>>
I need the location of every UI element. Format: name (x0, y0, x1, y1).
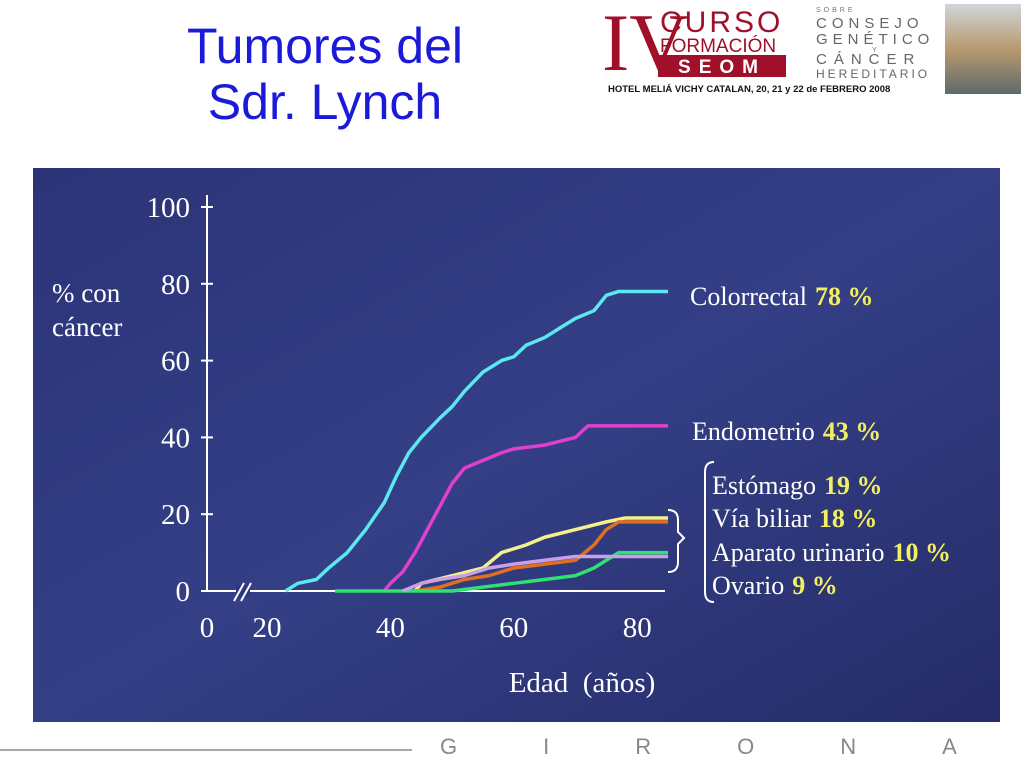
legend-name: Aparato urinario (712, 538, 885, 567)
logo-text: SEOM (678, 57, 766, 78)
axis-break (240, 582, 252, 602)
legend-entry: Colorrectal 78 % (690, 282, 873, 311)
series-line (334, 550, 669, 593)
legend-entry: Endometrio 43 % (692, 417, 881, 446)
logo-right: CONSEJO (816, 15, 924, 32)
logo-text: FORMACIÓN (660, 35, 776, 57)
legend-entry: Estómago 19 % (712, 471, 883, 500)
legend-name: Ovario (712, 571, 784, 600)
value-label: 18 % (819, 504, 878, 533)
logo-small: SOBRE (816, 7, 856, 14)
brace (704, 461, 715, 603)
legend-name: Estómago (712, 471, 816, 500)
legend-entry: Ovario 9 % (712, 571, 838, 600)
series-line (382, 424, 669, 593)
chart-panel (33, 168, 1000, 722)
y-tick-label: 60 (161, 346, 190, 378)
logo-right: Y (872, 47, 877, 54)
y-tick-label: 0 (176, 576, 191, 608)
x-tick-label: 60 (499, 612, 528, 644)
logo-box (658, 55, 786, 77)
series-line (402, 554, 669, 593)
logo-right: GENÉTICO (816, 31, 934, 48)
y-tick-label: 40 (161, 422, 190, 454)
series-line (284, 289, 669, 593)
legend-name: Colorrectal (690, 282, 807, 311)
y-tick-label: 20 (161, 499, 190, 531)
venue: HOTEL MELIÁ VICHY CATALAN, 20, 21 y 22 d… (608, 84, 890, 95)
x-tick-label: 20 (253, 612, 282, 644)
slide-title: Tumores del Sdr. Lynch (186, 18, 464, 130)
value-label: 9 % (792, 571, 838, 600)
footer-city: GIRONA (440, 734, 1024, 759)
value-label: 43 % (823, 417, 882, 446)
logo-right: CÁNCER (816, 51, 921, 68)
axis-break-gap (236, 585, 250, 597)
y-tick-label: 80 (161, 269, 190, 301)
value-label: 78 % (815, 282, 874, 311)
legend-entry: Aparato urinario 10 % (712, 538, 951, 567)
legend-entry: Vía biliar 18 % (712, 504, 877, 533)
legend-name: Vía biliar (712, 504, 811, 533)
x-axis-label: Edad (años) (509, 667, 656, 699)
value-label: 10 % (893, 538, 952, 567)
photo (945, 4, 1021, 94)
x-tick-label: 40 (376, 612, 405, 644)
y-axis-label: % con cáncer (52, 278, 123, 342)
series-line (414, 520, 669, 593)
legend-name: Endometrio (692, 417, 815, 446)
logo-right: HEREDITARIO (816, 67, 930, 81)
value-label: 19 % (824, 471, 883, 500)
logo-text: CURSO (660, 6, 783, 39)
axis-break (233, 582, 245, 602)
y-tick-label: 100 (147, 192, 191, 224)
brace (667, 509, 686, 573)
x-tick-label: 80 (623, 612, 652, 644)
x-tick-label: 0 (200, 612, 215, 644)
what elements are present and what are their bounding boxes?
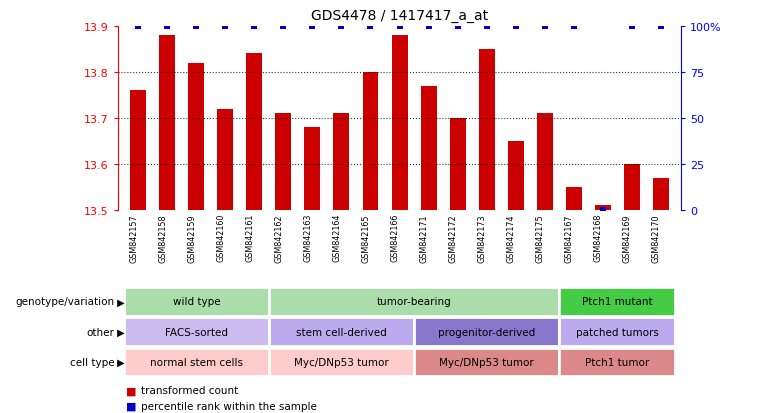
<<
__Goal of the exercise__.
Print every entry exactly as written, without the pictures.

__The answer__.
I need the location of every UI element. Format: name (x0, y0, x1, y1).
legend-name: Aparato urinario (712, 538, 885, 567)
logo-text: SEOM (678, 57, 766, 78)
axis-break (240, 582, 252, 602)
legend-entry: Colorrectal 78 % (690, 282, 873, 311)
series-line (334, 550, 669, 593)
legend-entry: Endometrio 43 % (692, 417, 881, 446)
logo-right: CONSEJO (816, 15, 924, 32)
logo-text: FORMACIÓN (660, 35, 776, 57)
legend-entry: Estómago 19 % (712, 471, 883, 500)
legend-name: Ovario (712, 571, 784, 600)
value-label: 18 % (819, 504, 878, 533)
logo-small: SOBRE (816, 7, 856, 14)
brace (704, 461, 715, 603)
legend-name: Estómago (712, 471, 816, 500)
legend-entry: Ovario 9 % (712, 571, 838, 600)
series-line (382, 424, 669, 593)
chart-panel (33, 168, 1000, 722)
y-tick-label: 60 (161, 346, 190, 378)
logo-right: Y (872, 47, 877, 54)
y-tick-label: 0 (176, 576, 191, 608)
x-tick-label: 60 (499, 612, 528, 644)
logo-box (658, 55, 786, 77)
series-line (402, 554, 669, 593)
logo-right: GENÉTICO (816, 31, 934, 48)
y-tick-label: 40 (161, 422, 190, 454)
series-line (284, 289, 669, 593)
legend-name: Colorrectal (690, 282, 807, 311)
y-tick-label: 20 (161, 499, 190, 531)
venue: HOTEL MELIÁ VICHY CATALAN, 20, 21 y 22 d… (608, 84, 890, 95)
x-tick-label: 20 (253, 612, 282, 644)
slide-title: Tumores del Sdr. Lynch (186, 18, 464, 130)
value-label: 9 % (792, 571, 838, 600)
footer-city: GIRONA (440, 734, 1024, 759)
value-label: 43 % (823, 417, 882, 446)
logo-right: CÁNCER (816, 51, 921, 68)
axis-break-gap (236, 585, 250, 597)
y-tick-label: 80 (161, 269, 190, 301)
value-label: 78 % (815, 282, 874, 311)
legend-entry: Aparato urinario 10 % (712, 538, 951, 567)
legend-entry: Vía biliar 18 % (712, 504, 877, 533)
legend-name: Vía biliar (712, 504, 811, 533)
x-axis-label: Edad (años) (509, 667, 656, 699)
value-label: 10 % (893, 538, 952, 567)
photo (945, 4, 1021, 94)
x-tick-label: 40 (376, 612, 405, 644)
y-axis-label: % con cáncer (52, 278, 123, 342)
series-line (414, 520, 669, 593)
legend-name: Endometrio (692, 417, 815, 446)
logo-right: HEREDITARIO (816, 67, 930, 81)
value-label: 19 % (824, 471, 883, 500)
logo-text: CURSO (660, 6, 783, 39)
axis-break (233, 582, 245, 602)
y-tick-label: 100 (147, 192, 191, 224)
brace (667, 509, 686, 573)
x-tick-label: 80 (623, 612, 652, 644)
x-tick-label: 0 (200, 612, 215, 644)
what elements are present and what are their bounding boxes?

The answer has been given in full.